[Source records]
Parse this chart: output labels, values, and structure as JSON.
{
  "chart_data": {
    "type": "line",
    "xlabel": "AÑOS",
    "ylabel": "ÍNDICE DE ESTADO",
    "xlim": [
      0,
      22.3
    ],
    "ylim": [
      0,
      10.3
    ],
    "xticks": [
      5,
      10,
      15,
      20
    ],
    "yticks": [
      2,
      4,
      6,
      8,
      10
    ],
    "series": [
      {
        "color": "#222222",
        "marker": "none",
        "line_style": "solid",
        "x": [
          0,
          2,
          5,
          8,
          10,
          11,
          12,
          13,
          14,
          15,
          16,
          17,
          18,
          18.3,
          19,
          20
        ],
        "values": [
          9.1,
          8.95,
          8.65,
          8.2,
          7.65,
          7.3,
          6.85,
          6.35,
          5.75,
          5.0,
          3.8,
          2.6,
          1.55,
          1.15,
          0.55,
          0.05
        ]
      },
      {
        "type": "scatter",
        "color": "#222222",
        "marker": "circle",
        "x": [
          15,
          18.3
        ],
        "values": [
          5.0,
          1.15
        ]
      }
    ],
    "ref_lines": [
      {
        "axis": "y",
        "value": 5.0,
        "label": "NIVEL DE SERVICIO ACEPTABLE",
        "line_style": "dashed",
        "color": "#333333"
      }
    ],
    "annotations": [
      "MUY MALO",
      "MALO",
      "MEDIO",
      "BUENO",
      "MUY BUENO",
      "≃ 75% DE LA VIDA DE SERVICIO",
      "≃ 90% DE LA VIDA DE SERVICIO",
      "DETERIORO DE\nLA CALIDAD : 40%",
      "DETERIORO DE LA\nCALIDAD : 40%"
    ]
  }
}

§ Aim: Return, from the data, each line that has the word "SERVICIO" in it.

§ Correct result:
        "label": "NIVEL DE SERVICIO ACEPTABLE",
      "≃ 75% DE LA VIDA DE SERVICIO",
      "≃ 90% DE LA VIDA DE SERVICIO",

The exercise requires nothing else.